---------- Extracted material

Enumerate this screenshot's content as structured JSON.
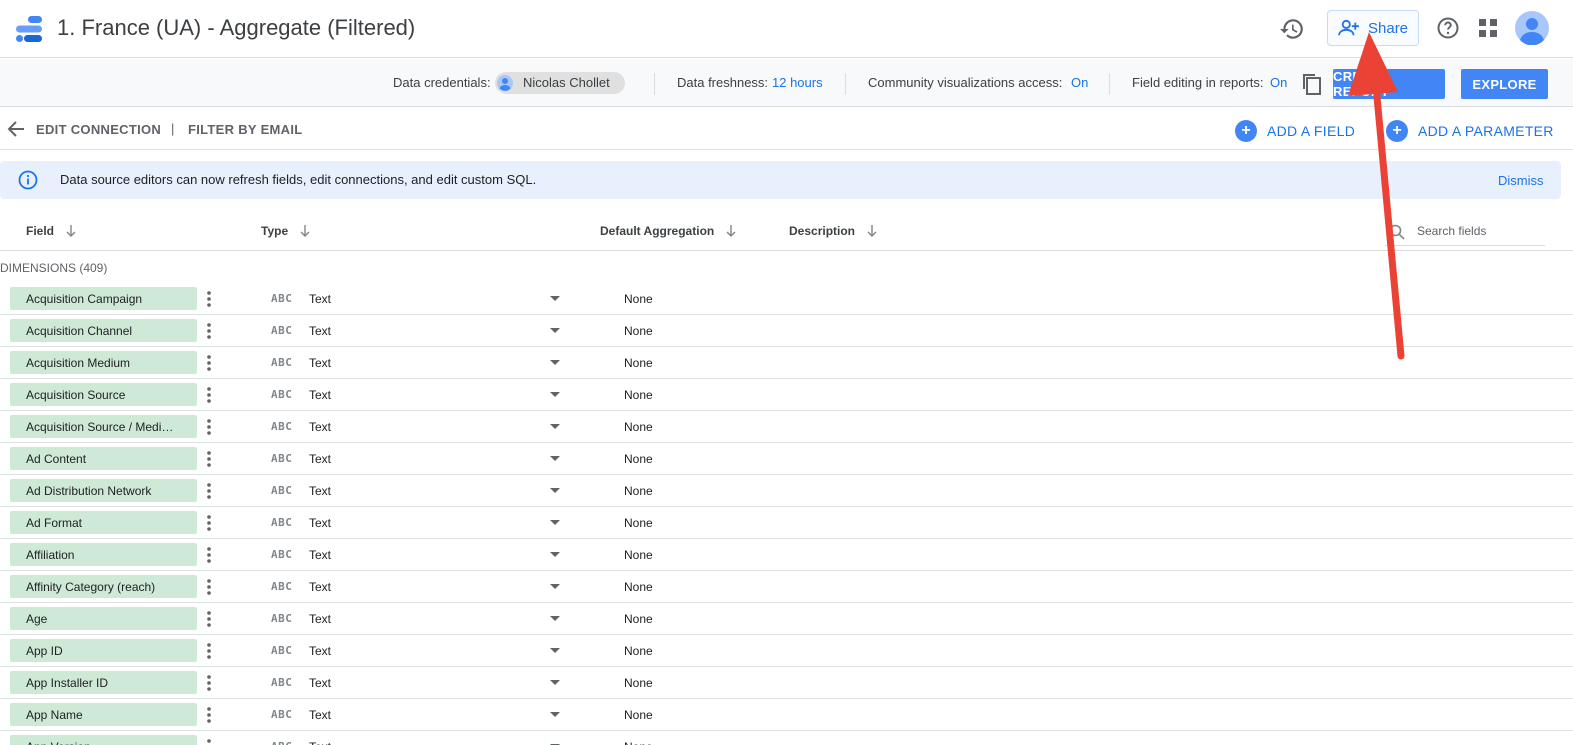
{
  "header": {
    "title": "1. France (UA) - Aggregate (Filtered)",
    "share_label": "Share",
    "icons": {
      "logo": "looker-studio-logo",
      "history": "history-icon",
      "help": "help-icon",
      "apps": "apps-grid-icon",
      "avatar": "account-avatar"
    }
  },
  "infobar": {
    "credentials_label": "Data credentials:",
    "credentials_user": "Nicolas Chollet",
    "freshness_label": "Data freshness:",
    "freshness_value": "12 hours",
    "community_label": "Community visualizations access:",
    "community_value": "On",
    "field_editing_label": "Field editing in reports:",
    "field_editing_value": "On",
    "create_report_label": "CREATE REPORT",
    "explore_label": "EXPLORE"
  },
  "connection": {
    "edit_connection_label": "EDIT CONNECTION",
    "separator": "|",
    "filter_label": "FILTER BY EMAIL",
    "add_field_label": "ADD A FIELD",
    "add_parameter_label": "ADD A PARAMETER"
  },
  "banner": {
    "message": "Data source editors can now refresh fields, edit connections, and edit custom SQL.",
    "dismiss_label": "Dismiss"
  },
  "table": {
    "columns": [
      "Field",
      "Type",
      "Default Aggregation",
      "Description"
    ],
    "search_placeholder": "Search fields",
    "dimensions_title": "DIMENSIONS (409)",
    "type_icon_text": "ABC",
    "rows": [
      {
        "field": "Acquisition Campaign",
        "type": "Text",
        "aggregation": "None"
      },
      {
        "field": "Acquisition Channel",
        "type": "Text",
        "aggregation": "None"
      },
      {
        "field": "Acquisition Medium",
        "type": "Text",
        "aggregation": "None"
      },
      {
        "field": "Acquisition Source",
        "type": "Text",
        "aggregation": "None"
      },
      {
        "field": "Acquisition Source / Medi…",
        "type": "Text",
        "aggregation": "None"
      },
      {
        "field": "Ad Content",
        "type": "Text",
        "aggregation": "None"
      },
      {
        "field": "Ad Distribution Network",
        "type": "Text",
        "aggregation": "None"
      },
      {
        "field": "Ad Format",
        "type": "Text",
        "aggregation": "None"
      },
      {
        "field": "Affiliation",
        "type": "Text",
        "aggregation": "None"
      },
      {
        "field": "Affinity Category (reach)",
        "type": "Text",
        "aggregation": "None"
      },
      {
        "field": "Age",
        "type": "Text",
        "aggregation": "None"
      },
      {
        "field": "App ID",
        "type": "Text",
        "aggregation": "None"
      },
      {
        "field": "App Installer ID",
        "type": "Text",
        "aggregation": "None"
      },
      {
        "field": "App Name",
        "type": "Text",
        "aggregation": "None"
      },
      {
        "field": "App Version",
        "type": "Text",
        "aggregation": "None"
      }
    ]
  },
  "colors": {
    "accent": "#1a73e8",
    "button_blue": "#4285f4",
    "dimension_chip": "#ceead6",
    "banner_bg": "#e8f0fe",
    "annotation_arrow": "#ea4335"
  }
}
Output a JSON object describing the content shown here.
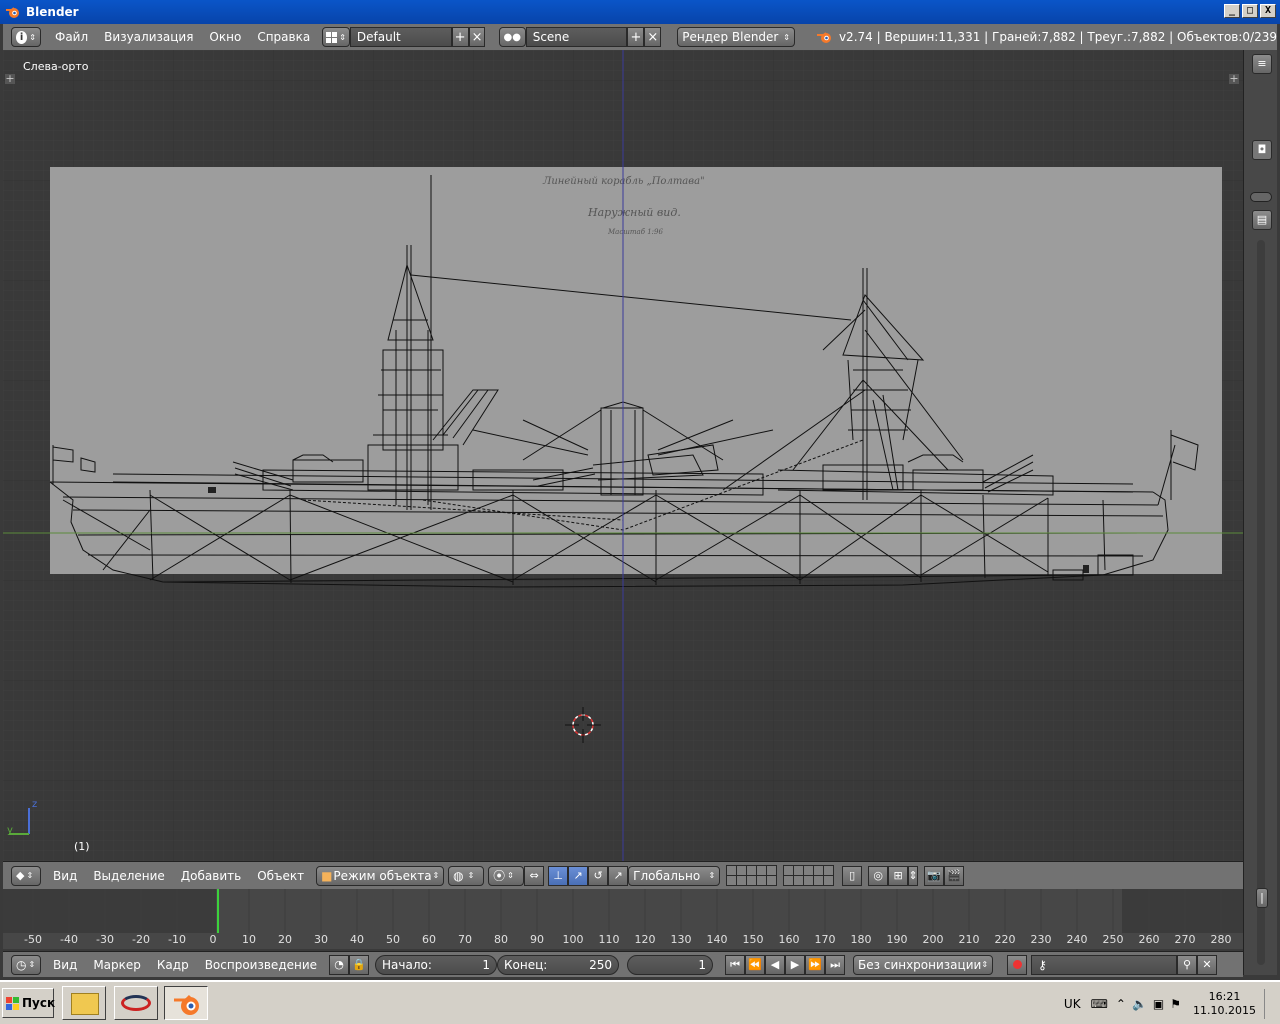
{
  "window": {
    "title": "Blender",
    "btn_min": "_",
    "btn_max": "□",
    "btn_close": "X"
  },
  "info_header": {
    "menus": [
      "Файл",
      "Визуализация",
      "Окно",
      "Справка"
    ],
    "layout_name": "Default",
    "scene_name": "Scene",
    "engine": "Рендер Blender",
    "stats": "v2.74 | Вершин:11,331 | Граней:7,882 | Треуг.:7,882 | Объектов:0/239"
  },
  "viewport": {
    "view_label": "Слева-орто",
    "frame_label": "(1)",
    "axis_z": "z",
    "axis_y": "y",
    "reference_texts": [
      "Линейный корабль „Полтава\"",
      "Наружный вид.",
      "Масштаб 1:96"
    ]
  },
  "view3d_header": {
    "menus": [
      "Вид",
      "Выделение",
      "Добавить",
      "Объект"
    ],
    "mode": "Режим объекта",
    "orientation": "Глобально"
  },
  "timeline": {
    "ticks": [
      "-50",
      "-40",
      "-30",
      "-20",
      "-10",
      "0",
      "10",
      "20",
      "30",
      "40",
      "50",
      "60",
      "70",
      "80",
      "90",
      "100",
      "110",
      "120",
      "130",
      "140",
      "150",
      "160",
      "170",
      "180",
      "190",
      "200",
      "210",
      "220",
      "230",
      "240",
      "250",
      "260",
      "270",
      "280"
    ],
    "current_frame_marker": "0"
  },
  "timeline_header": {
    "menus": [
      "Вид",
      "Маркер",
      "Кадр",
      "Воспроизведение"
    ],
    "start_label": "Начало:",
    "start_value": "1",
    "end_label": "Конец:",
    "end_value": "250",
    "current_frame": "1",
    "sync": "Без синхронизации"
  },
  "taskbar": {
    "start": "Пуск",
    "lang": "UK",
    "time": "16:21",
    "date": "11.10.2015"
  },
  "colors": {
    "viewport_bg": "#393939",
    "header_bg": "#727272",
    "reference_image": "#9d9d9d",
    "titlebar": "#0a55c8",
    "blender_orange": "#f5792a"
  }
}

--------------------

Stated exercise:
The records above are to be restated exactly, without their pictures.

Full answer:
Enumerate this screenshot's content as structured JSON.
{
  "header": {
    "title": "1. France (UA) - Aggregate (Filtered)",
    "share_label": "Share",
    "icons": {
      "logo": "looker-studio-logo",
      "history": "history-icon",
      "help": "help-icon",
      "apps": "apps-grid-icon",
      "avatar": "account-avatar"
    }
  },
  "infobar": {
    "credentials_label": "Data credentials:",
    "credentials_user": "Nicolas Chollet",
    "freshness_label": "Data freshness:",
    "freshness_value": "12 hours",
    "community_label": "Community visualizations access:",
    "community_value": "On",
    "field_editing_label": "Field editing in reports:",
    "field_editing_value": "On",
    "create_report_label": "CREATE REPORT",
    "explore_label": "EXPLORE"
  },
  "connection": {
    "edit_connection_label": "EDIT CONNECTION",
    "separator": "|",
    "filter_label": "FILTER BY EMAIL",
    "add_field_label": "ADD A FIELD",
    "add_parameter_label": "ADD A PARAMETER"
  },
  "banner": {
    "message": "Data source editors can now refresh fields, edit connections, and edit custom SQL.",
    "dismiss_label": "Dismiss"
  },
  "table": {
    "columns": [
      "Field",
      "Type",
      "Default Aggregation",
      "Description"
    ],
    "search_placeholder": "Search fields",
    "dimensions_title": "DIMENSIONS (409)",
    "type_icon_text": "ABC",
    "rows": [
      {
        "field": "Acquisition Campaign",
        "type": "Text",
        "aggregation": "None"
      },
      {
        "field": "Acquisition Channel",
        "type": "Text",
        "aggregation": "None"
      },
      {
        "field": "Acquisition Medium",
        "type": "Text",
        "aggregation": "None"
      },
      {
        "field": "Acquisition Source",
        "type": "Text",
        "aggregation": "None"
      },
      {
        "field": "Acquisition Source / Medi…",
        "type": "Text",
        "aggregation": "None"
      },
      {
        "field": "Ad Content",
        "type": "Text",
        "aggregation": "None"
      },
      {
        "field": "Ad Distribution Network",
        "type": "Text",
        "aggregation": "None"
      },
      {
        "field": "Ad Format",
        "type": "Text",
        "aggregation": "None"
      },
      {
        "field": "Affiliation",
        "type": "Text",
        "aggregation": "None"
      },
      {
        "field": "Affinity Category (reach)",
        "type": "Text",
        "aggregation": "None"
      },
      {
        "field": "Age",
        "type": "Text",
        "aggregation": "None"
      },
      {
        "field": "App ID",
        "type": "Text",
        "aggregation": "None"
      },
      {
        "field": "App Installer ID",
        "type": "Text",
        "aggregation": "None"
      },
      {
        "field": "App Name",
        "type": "Text",
        "aggregation": "None"
      },
      {
        "field": "App Version",
        "type": "Text",
        "aggregation": "None"
      }
    ]
  },
  "colors": {
    "accent": "#1a73e8",
    "button_blue": "#4285f4",
    "dimension_chip": "#ceead6",
    "banner_bg": "#e8f0fe",
    "annotation_arrow": "#ea4335"
  }
}
Output a JSON object describing the content shown here.
{
  "window": {
    "title": "Blender",
    "btn_min": "_",
    "btn_max": "□",
    "btn_close": "X"
  },
  "info_header": {
    "menus": [
      "Файл",
      "Визуализация",
      "Окно",
      "Справка"
    ],
    "layout_name": "Default",
    "scene_name": "Scene",
    "engine": "Рендер Blender",
    "stats": "v2.74 | Вершин:11,331 | Граней:7,882 | Треуг.:7,882 | Объектов:0/239"
  },
  "viewport": {
    "view_label": "Слева-орто",
    "frame_label": "(1)",
    "axis_z": "z",
    "axis_y": "y",
    "reference_texts": [
      "Линейный корабль „Полтава\"",
      "Наружный вид.",
      "Масштаб 1:96"
    ]
  },
  "view3d_header": {
    "menus": [
      "Вид",
      "Выделение",
      "Добавить",
      "Объект"
    ],
    "mode": "Режим объекта",
    "orientation": "Глобально"
  },
  "timeline": {
    "ticks": [
      "-50",
      "-40",
      "-30",
      "-20",
      "-10",
      "0",
      "10",
      "20",
      "30",
      "40",
      "50",
      "60",
      "70",
      "80",
      "90",
      "100",
      "110",
      "120",
      "130",
      "140",
      "150",
      "160",
      "170",
      "180",
      "190",
      "200",
      "210",
      "220",
      "230",
      "240",
      "250",
      "260",
      "270",
      "280"
    ],
    "current_frame_marker": "0"
  },
  "timeline_header": {
    "menus": [
      "Вид",
      "Маркер",
      "Кадр",
      "Воспроизведение"
    ],
    "start_label": "Начало:",
    "start_value": "1",
    "end_label": "Конец:",
    "end_value": "250",
    "current_frame": "1",
    "sync": "Без синхронизации"
  },
  "taskbar": {
    "start": "Пуск",
    "lang": "UK",
    "time": "16:21",
    "date": "11.10.2015"
  },
  "colors": {
    "viewport_bg": "#393939",
    "header_bg": "#727272",
    "reference_image": "#9d9d9d",
    "titlebar": "#0a55c8",
    "blender_orange": "#f5792a"
  }
}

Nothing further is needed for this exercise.